- Task to complete -
Locate and copy each line in the data that contains the word "woman".

- Supplied data -
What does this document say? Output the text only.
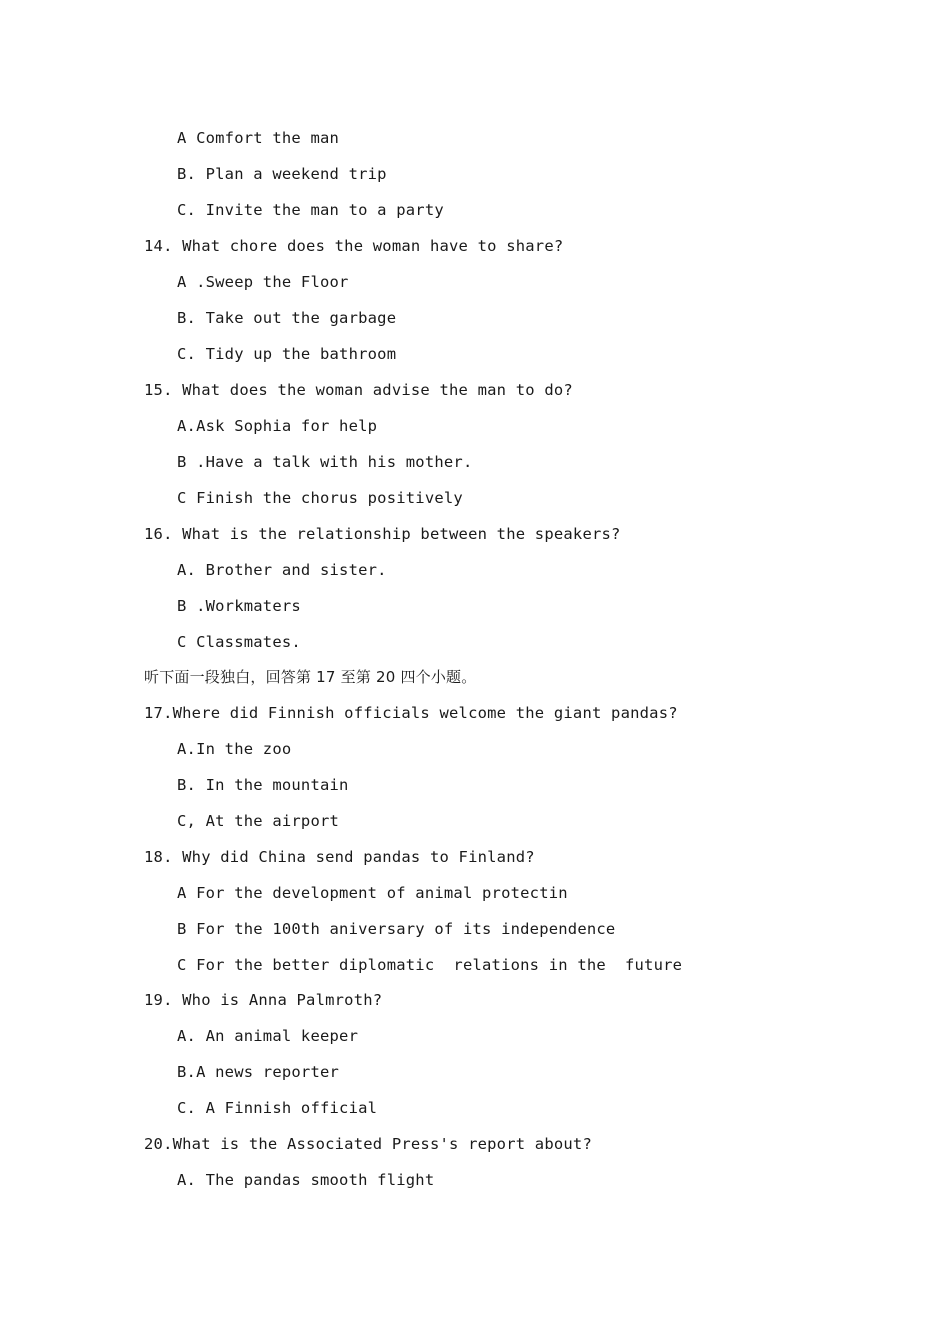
A Comfort the man
B. Plan a weekend trip
C. Invite the man to a party
14. What chore does the woman have to share?
A .Sweep the Floor
B. Take out the garbage
C. Tidy up the bathroom
15. What does the woman advise the man to do?
A.Ask Sophia for help
B .Have a talk with his mother.
C Finish the chorus positively
16. What is the relationship between the speakers?
A. Brother and sister.
B .Workmaters
C Classmates.
听下面一段独白，回答第 17 至第 20 四个小题。
17.Where did Finnish officials welcome the giant pandas?
A.In the zoo
B. In the mountain
C, At the airport
18. Why did China send pandas to Finland?
A For the development of animal protectin
B For the 100th aniversary of its independence
C For the better diplomatic  relations in the  future
19. Who is Anna Palmroth?
A. An animal keeper
B.A news reporter
C. A Finnish official
20.What is the Associated Press's report about?
A. The pandas smooth flight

- Output below -
14. What chore does the woman have to share?
15. What does the woman advise the man to do?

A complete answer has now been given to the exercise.